:: WHAT IS EXPECTED ::
Will you write out all the entries below exactly?

[Dataset entries]
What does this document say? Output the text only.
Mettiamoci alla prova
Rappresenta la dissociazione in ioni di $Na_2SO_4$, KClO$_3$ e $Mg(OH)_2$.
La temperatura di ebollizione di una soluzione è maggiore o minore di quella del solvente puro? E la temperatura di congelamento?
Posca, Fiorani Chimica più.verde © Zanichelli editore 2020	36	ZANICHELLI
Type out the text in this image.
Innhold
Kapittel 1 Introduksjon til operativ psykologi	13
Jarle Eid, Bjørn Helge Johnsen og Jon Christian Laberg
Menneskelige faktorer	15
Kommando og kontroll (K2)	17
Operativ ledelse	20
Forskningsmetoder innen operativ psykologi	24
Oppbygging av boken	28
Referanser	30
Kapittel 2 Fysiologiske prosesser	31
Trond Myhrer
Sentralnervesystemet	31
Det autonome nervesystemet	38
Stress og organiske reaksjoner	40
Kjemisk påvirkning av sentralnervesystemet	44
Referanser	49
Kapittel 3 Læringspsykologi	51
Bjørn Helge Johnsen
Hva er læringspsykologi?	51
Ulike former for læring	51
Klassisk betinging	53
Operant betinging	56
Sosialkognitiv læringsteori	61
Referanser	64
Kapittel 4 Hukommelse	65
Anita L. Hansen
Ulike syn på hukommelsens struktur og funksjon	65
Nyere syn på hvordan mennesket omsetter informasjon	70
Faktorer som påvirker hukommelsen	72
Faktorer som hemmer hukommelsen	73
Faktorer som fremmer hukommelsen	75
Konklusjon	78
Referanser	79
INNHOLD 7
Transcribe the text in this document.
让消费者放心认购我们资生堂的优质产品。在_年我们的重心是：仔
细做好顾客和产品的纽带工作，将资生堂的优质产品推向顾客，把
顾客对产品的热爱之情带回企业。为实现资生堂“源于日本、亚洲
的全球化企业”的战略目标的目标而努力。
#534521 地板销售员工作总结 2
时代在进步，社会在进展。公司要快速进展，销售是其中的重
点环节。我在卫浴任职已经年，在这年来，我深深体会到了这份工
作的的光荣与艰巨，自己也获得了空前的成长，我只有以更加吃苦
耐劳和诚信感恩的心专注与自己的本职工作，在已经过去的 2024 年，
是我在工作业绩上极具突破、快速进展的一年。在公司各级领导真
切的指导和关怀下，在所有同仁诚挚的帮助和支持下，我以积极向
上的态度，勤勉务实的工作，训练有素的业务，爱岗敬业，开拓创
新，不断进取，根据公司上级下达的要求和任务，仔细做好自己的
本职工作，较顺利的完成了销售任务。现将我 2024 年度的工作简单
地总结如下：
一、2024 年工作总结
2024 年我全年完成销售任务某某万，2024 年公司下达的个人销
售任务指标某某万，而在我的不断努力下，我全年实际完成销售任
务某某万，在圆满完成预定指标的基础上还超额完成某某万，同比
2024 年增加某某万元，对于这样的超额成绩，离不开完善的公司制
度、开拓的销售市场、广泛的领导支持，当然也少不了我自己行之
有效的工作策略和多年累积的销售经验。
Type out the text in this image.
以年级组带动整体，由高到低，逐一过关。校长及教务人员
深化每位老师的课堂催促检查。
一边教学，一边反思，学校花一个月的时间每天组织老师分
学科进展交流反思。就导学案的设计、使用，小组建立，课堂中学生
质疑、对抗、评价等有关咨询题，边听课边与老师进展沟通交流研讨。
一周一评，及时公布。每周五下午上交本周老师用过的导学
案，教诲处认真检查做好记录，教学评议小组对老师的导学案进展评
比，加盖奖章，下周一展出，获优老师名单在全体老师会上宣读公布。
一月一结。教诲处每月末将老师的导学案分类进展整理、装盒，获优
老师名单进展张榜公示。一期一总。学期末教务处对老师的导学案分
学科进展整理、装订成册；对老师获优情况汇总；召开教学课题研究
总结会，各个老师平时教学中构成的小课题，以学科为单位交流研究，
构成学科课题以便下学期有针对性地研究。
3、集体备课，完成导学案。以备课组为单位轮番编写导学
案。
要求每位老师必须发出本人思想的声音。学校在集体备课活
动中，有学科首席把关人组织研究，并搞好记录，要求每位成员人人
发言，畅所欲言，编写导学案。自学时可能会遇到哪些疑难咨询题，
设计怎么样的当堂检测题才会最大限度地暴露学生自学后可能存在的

:: RESPONSE BELOW ::
What does this document say? Output the text only.
Mettiamoci alla prova
Rappresenta la dissociazione in ioni di $Na_2SO_4$, KClO$_3$ e $Mg(OH)_2$.
La temperatura di ebollizione di una soluzione è maggiore o minore di quella del solvente puro? E la temperatura di congelamento?
Posca, Fiorani Chimica più.verde © Zanichelli editore 2020	36	ZANICHELLI
Type out the text in this image.
Innhold
Kapittel 1 Introduksjon til operativ psykologi	13
Jarle Eid, Bjørn Helge Johnsen og Jon Christian Laberg
Menneskelige faktorer	15
Kommando og kontroll (K2)	17
Operativ ledelse	20
Forskningsmetoder innen operativ psykologi	24
Oppbygging av boken	28
Referanser	30
Kapittel 2 Fysiologiske prosesser	31
Trond Myhrer
Sentralnervesystemet	31
Det autonome nervesystemet	38
Stress og organiske reaksjoner	40
Kjemisk påvirkning av sentralnervesystemet	44
Referanser	49
Kapittel 3 Læringspsykologi	51
Bjørn Helge Johnsen
Hva er læringspsykologi?	51
Ulike former for læring	51
Klassisk betinging	53
Operant betinging	56
Sosialkognitiv læringsteori	61
Referanser	64
Kapittel 4 Hukommelse	65
Anita L. Hansen
Ulike syn på hukommelsens struktur og funksjon	65
Nyere syn på hvordan mennesket omsetter informasjon	70
Faktorer som påvirker hukommelsen	72
Faktorer som hemmer hukommelsen	73
Faktorer som fremmer hukommelsen	75
Konklusjon	78
Referanser	79
INNHOLD 7
Transcribe the text in this document.
让消费者放心认购我们资生堂的优质产品。在_年我们的重心是：仔
细做好顾客和产品的纽带工作，将资生堂的优质产品推向顾客，把
顾客对产品的热爱之情带回企业。为实现资生堂“源于日本、亚洲
的全球化企业”的战略目标的目标而努力。
#534521 地板销售员工作总结 2
时代在进步，社会在进展。公司要快速进展，销售是其中的重
点环节。我在卫浴任职已经年，在这年来，我深深体会到了这份工
作的的光荣与艰巨，自己也获得了空前的成长，我只有以更加吃苦
耐劳和诚信感恩的心专注与自己的本职工作，在已经过去的 2024 年，
是我在工作业绩上极具突破、快速进展的一年。在公司各级领导真
切的指导和关怀下，在所有同仁诚挚的帮助和支持下，我以积极向
上的态度，勤勉务实的工作，训练有素的业务，爱岗敬业，开拓创
新，不断进取，根据公司上级下达的要求和任务，仔细做好自己的
本职工作，较顺利的完成了销售任务。现将我 2024 年度的工作简单
地总结如下：
一、2024 年工作总结
2024 年我全年完成销售任务某某万，2024 年公司下达的个人销
售任务指标某某万，而在我的不断努力下，我全年实际完成销售任
务某某万，在圆满完成预定指标的基础上还超额完成某某万，同比
2024 年增加某某万元，对于这样的超额成绩，离不开完善的公司制
度、开拓的销售市场、广泛的领导支持，当然也少不了我自己行之
有效的工作策略和多年累积的销售经验。
Type out the text in this image.
以年级组带动整体，由高到低，逐一过关。校长及教务人员
深化每位老师的课堂催促检查。
一边教学，一边反思，学校花一个月的时间每天组织老师分
学科进展交流反思。就导学案的设计、使用，小组建立，课堂中学生
质疑、对抗、评价等有关咨询题，边听课边与老师进展沟通交流研讨。
一周一评，及时公布。每周五下午上交本周老师用过的导学
案，教诲处认真检查做好记录，教学评议小组对老师的导学案进展评
比，加盖奖章，下周一展出，获优老师名单在全体老师会上宣读公布。
一月一结。教诲处每月末将老师的导学案分类进展整理、装盒，获优
老师名单进展张榜公示。一期一总。学期末教务处对老师的导学案分
学科进展整理、装订成册；对老师获优情况汇总；召开教学课题研究
总结会，各个老师平时教学中构成的小课题，以学科为单位交流研究，
构成学科课题以便下学期有针对性地研究。
3、集体备课，完成导学案。以备课组为单位轮番编写导学
案。
要求每位老师必须发出本人思想的声音。学校在集体备课活
动中，有学科首席把关人组织研究，并搞好记录，要求每位成员人人
发言，畅所欲言，编写导学案。自学时可能会遇到哪些疑难咨询题，
设计怎么样的当堂检测题才会最大限度地暴露学生自学后可能存在的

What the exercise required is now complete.